● **Data shown**
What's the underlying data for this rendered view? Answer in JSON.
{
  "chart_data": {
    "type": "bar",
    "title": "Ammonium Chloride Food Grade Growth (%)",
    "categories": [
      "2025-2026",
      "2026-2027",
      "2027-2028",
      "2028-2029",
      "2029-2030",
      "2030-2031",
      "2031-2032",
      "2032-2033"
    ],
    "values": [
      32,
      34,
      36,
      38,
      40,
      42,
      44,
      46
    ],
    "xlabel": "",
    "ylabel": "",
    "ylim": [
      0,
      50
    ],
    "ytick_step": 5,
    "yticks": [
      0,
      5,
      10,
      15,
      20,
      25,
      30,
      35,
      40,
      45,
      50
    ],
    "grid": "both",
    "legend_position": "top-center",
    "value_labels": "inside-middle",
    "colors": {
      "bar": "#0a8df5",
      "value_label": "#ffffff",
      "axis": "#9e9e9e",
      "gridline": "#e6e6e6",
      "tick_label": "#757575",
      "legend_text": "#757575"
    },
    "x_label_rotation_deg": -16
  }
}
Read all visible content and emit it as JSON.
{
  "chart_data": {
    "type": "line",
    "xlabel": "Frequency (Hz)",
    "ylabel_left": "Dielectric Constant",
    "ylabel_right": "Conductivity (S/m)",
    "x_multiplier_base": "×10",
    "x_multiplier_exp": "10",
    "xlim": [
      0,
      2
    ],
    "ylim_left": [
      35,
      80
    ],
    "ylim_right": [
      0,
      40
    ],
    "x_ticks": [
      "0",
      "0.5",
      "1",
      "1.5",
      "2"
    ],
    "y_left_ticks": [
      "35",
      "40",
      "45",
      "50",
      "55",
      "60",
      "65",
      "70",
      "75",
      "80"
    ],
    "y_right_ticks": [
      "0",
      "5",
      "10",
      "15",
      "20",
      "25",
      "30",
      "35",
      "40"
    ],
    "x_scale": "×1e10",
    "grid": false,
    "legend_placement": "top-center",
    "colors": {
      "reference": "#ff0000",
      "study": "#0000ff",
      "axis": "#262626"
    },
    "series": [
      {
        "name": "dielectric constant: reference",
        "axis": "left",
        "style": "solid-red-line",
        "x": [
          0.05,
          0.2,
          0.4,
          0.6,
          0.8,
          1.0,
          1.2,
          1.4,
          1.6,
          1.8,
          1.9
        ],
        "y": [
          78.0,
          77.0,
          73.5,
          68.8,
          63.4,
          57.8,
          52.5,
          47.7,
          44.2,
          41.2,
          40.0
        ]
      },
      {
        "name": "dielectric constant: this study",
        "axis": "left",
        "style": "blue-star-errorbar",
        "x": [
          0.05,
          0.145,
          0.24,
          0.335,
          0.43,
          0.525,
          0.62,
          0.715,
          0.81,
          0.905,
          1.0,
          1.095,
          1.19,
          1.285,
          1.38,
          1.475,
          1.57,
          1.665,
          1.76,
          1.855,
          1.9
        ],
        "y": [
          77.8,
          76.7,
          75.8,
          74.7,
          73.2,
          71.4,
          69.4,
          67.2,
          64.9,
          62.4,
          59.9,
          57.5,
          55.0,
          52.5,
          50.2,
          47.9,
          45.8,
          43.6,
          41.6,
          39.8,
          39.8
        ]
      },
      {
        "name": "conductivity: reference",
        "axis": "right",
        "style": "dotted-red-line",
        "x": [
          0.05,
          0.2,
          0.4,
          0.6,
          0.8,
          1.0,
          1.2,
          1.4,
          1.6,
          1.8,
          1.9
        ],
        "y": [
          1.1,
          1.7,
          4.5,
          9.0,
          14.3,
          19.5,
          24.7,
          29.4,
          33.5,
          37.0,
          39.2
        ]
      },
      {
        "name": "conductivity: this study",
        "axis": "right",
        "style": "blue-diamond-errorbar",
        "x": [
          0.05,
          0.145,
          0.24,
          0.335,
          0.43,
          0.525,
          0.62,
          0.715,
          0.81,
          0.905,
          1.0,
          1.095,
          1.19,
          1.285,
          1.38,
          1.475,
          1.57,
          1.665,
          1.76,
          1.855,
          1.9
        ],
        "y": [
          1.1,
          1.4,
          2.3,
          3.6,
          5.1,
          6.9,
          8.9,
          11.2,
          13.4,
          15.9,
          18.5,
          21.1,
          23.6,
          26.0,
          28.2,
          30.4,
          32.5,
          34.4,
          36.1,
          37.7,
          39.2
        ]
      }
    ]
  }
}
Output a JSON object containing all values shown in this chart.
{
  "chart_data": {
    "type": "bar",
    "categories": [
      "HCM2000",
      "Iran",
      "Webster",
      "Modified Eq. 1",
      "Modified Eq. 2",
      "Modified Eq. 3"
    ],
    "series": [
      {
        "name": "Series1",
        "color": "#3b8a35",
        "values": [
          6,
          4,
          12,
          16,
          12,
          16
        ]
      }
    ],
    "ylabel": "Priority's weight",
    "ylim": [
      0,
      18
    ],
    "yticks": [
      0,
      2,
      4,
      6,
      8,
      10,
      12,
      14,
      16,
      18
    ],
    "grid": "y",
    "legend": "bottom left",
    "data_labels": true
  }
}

● **Task requirements**
Write down the full listing again, exactly.

● **Response to this task**
What's the underlying data for this rendered view? Answer in JSON.
{
  "chart_data": {
    "type": "bar",
    "title": "Ammonium Chloride Food Grade Growth (%)",
    "categories": [
      "2025-2026",
      "2026-2027",
      "2027-2028",
      "2028-2029",
      "2029-2030",
      "2030-2031",
      "2031-2032",
      "2032-2033"
    ],
    "values": [
      32,
      34,
      36,
      38,
      40,
      42,
      44,
      46
    ],
    "xlabel": "",
    "ylabel": "",
    "ylim": [
      0,
      50
    ],
    "ytick_step": 5,
    "yticks": [
      0,
      5,
      10,
      15,
      20,
      25,
      30,
      35,
      40,
      45,
      50
    ],
    "grid": "both",
    "legend_position": "top-center",
    "value_labels": "inside-middle",
    "colors": {
      "bar": "#0a8df5",
      "value_label": "#ffffff",
      "axis": "#9e9e9e",
      "gridline": "#e6e6e6",
      "tick_label": "#757575",
      "legend_text": "#757575"
    },
    "x_label_rotation_deg": -16
  }
}
Read all visible content and emit it as JSON.
{
  "chart_data": {
    "type": "line",
    "xlabel": "Frequency (Hz)",
    "ylabel_left": "Dielectric Constant",
    "ylabel_right": "Conductivity (S/m)",
    "x_multiplier_base": "×10",
    "x_multiplier_exp": "10",
    "xlim": [
      0,
      2
    ],
    "ylim_left": [
      35,
      80
    ],
    "ylim_right": [
      0,
      40
    ],
    "x_ticks": [
      "0",
      "0.5",
      "1",
      "1.5",
      "2"
    ],
    "y_left_ticks": [
      "35",
      "40",
      "45",
      "50",
      "55",
      "60",
      "65",
      "70",
      "75",
      "80"
    ],
    "y_right_ticks": [
      "0",
      "5",
      "10",
      "15",
      "20",
      "25",
      "30",
      "35",
      "40"
    ],
    "x_scale": "×1e10",
    "grid": false,
    "legend_placement": "top-center",
    "colors": {
      "reference": "#ff0000",
      "study": "#0000ff",
      "axis": "#262626"
    },
    "series": [
      {
        "name": "dielectric constant: reference",
        "axis": "left",
        "style": "solid-red-line",
        "x": [
          0.05,
          0.2,
          0.4,
          0.6,
          0.8,
          1.0,
          1.2,
          1.4,
          1.6,
          1.8,
          1.9
        ],
        "y": [
          78.0,
          77.0,
          73.5,
          68.8,
          63.4,
          57.8,
          52.5,
          47.7,
          44.2,
          41.2,
          40.0
        ]
      },
      {
        "name": "dielectric constant: this study",
        "axis": "left",
        "style": "blue-star-errorbar",
        "x": [
          0.05,
          0.145,
          0.24,
          0.335,
          0.43,
          0.525,
          0.62,
          0.715,
          0.81,
          0.905,
          1.0,
          1.095,
          1.19,
          1.285,
          1.38,
          1.475,
          1.57,
          1.665,
          1.76,
          1.855,
          1.9
        ],
        "y": [
          77.8,
          76.7,
          75.8,
          74.7,
          73.2,
          71.4,
          69.4,
          67.2,
          64.9,
          62.4,
          59.9,
          57.5,
          55.0,
          52.5,
          50.2,
          47.9,
          45.8,
          43.6,
          41.6,
          39.8,
          39.8
        ]
      },
      {
        "name": "conductivity: reference",
        "axis": "right",
        "style": "dotted-red-line",
        "x": [
          0.05,
          0.2,
          0.4,
          0.6,
          0.8,
          1.0,
          1.2,
          1.4,
          1.6,
          1.8,
          1.9
        ],
        "y": [
          1.1,
          1.7,
          4.5,
          9.0,
          14.3,
          19.5,
          24.7,
          29.4,
          33.5,
          37.0,
          39.2
        ]
      },
      {
        "name": "conductivity: this study",
        "axis": "right",
        "style": "blue-diamond-errorbar",
        "x": [
          0.05,
          0.145,
          0.24,
          0.335,
          0.43,
          0.525,
          0.62,
          0.715,
          0.81,
          0.905,
          1.0,
          1.095,
          1.19,
          1.285,
          1.38,
          1.475,
          1.57,
          1.665,
          1.76,
          1.855,
          1.9
        ],
        "y": [
          1.1,
          1.4,
          2.3,
          3.6,
          5.1,
          6.9,
          8.9,
          11.2,
          13.4,
          15.9,
          18.5,
          21.1,
          23.6,
          26.0,
          28.2,
          30.4,
          32.5,
          34.4,
          36.1,
          37.7,
          39.2
        ]
      }
    ]
  }
}
Output a JSON object containing all values shown in this chart.
{
  "chart_data": {
    "type": "bar",
    "categories": [
      "HCM2000",
      "Iran",
      "Webster",
      "Modified Eq. 1",
      "Modified Eq. 2",
      "Modified Eq. 3"
    ],
    "series": [
      {
        "name": "Series1",
        "color": "#3b8a35",
        "values": [
          6,
          4,
          12,
          16,
          12,
          16
        ]
      }
    ],
    "ylabel": "Priority's weight",
    "ylim": [
      0,
      18
    ],
    "yticks": [
      0,
      2,
      4,
      6,
      8,
      10,
      12,
      14,
      16,
      18
    ],
    "grid": "y",
    "legend": "bottom left",
    "data_labels": true
  }
}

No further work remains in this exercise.